[Data entries]

----

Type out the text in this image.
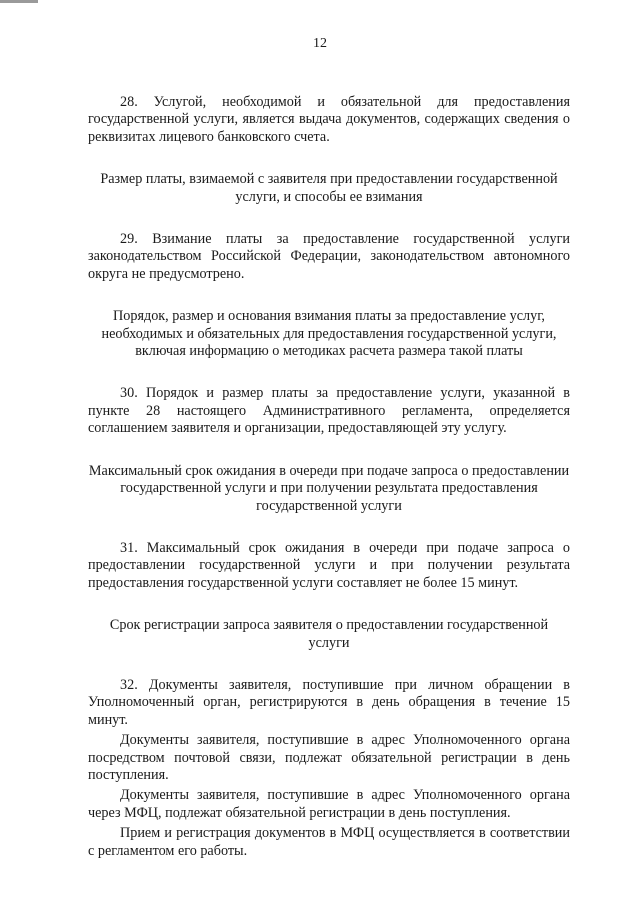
12

28. Услугой, необходимой и обязательной для предоставления государственной услуги, является выдача документов, содержащих сведения о реквизитах лицевого банковского счета.

Размер платы, взимаемой с заявителя при предоставлении государственной услуги, и способы ее взимания

29. Взимание платы за предоставление государственной услуги законодательством Российской Федерации, законодательством автономного округа не предусмотрено.

Порядок, размер и основания взимания платы за предоставление услуг, необходимых и обязательных для предоставления государственной услуги, включая информацию о методиках расчета размера такой платы

30. Порядок и размер платы за предоставление услуги, указанной в пункте 28 настоящего Административного регламента, определяется соглашением заявителя и организации, предоставляющей эту услугу.

Максимальный срок ожидания в очереди при подаче запроса о предоставлении государственной услуги и при получении результата предоставления государственной услуги

31. Максимальный срок ожидания в очереди при подаче запроса о предоставлении государственной услуги и при получении результата предоставления государственной услуги составляет не более 15 минут.

Срок регистрации запроса заявителя о предоставлении государственной услуги

32. Документы заявителя, поступившие при личном обращении в Уполномоченный орган, регистрируются в день обращения в течение 15 минут.

Документы заявителя, поступившие в адрес Уполномоченного органа посредством почтовой связи, подлежат обязательной регистрации в день поступления.

Документы заявителя, поступившие в адрес Уполномоченного органа через МФЦ, подлежат обязательной регистрации в день поступления.

Прием и регистрация документов в МФЦ осуществляется в соответствии с регламентом его работы.
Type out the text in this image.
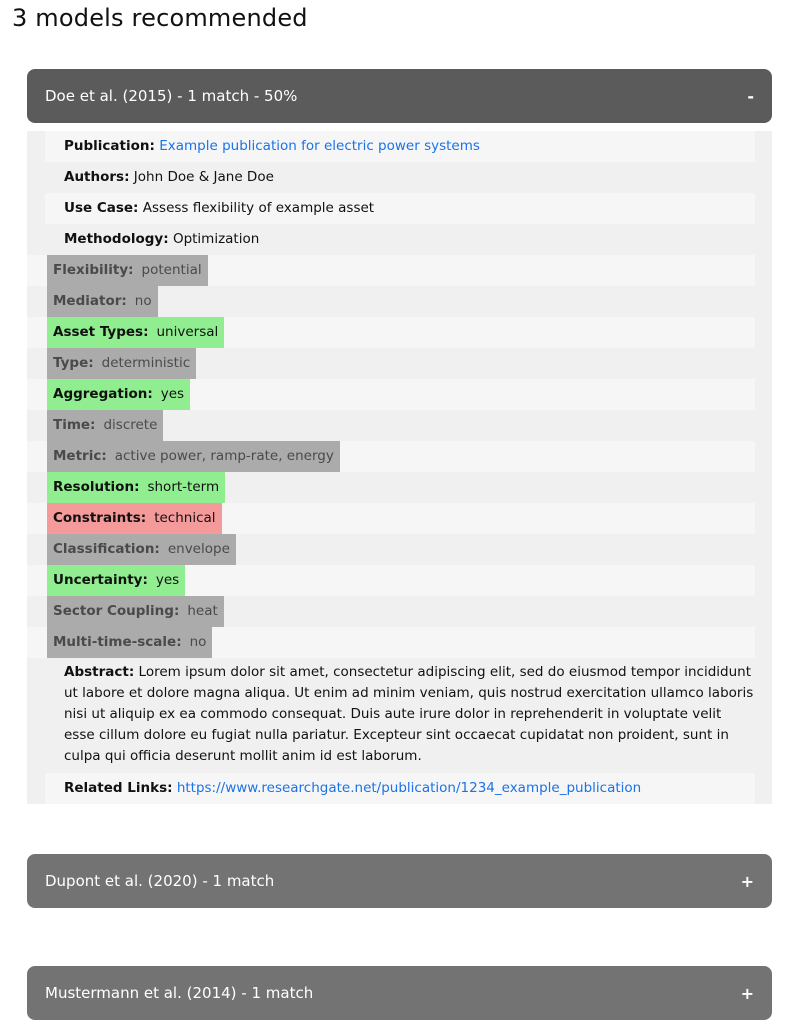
3 models recommended
Doe et al. (2015) - 1 match - 50%	-
Publication: Example publication for electric power systems
Authors: John Doe & Jane Doe
Use Case: Assess flexibility of example asset
Methodology: Optimization
Flexibility: potential
Mediator: no
Asset Types: universal
Type: deterministic
Aggregation: yes
Time: discrete
Metric: active power, ramp-rate, energy
Resolution: short-term
Constraints: technical
Classification: envelope
Uncertainty: yes
Sector Coupling: heat
Multi-time-scale: no
Abstract: Lorem ipsum dolor sit amet, consectetur adipiscing elit, sed do eiusmod tempor incididunt ut labore et dolore magna aliqua. Ut enim ad minim veniam, quis nostrud exercitation ullamco laboris nisi ut aliquip ex ea commodo consequat. Duis aute irure dolor in reprehenderit in voluptate velit esse cillum dolore eu fugiat nulla pariatur. Excepteur sint occaecat cupidatat non proident, sunt in culpa qui officia deserunt mollit anim id est laborum.
Related Links: https://www.researchgate.net/publication/1234_example_publication
Dupont et al. (2020) - 1 match	+
Mustermann et al. (2014) - 1 match	+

----

* **PROMPT**
Reply with nothing but a number: how many lines of the entries above contain the string "ожидания"?

* **REPLY TO THE EXERCISE**
2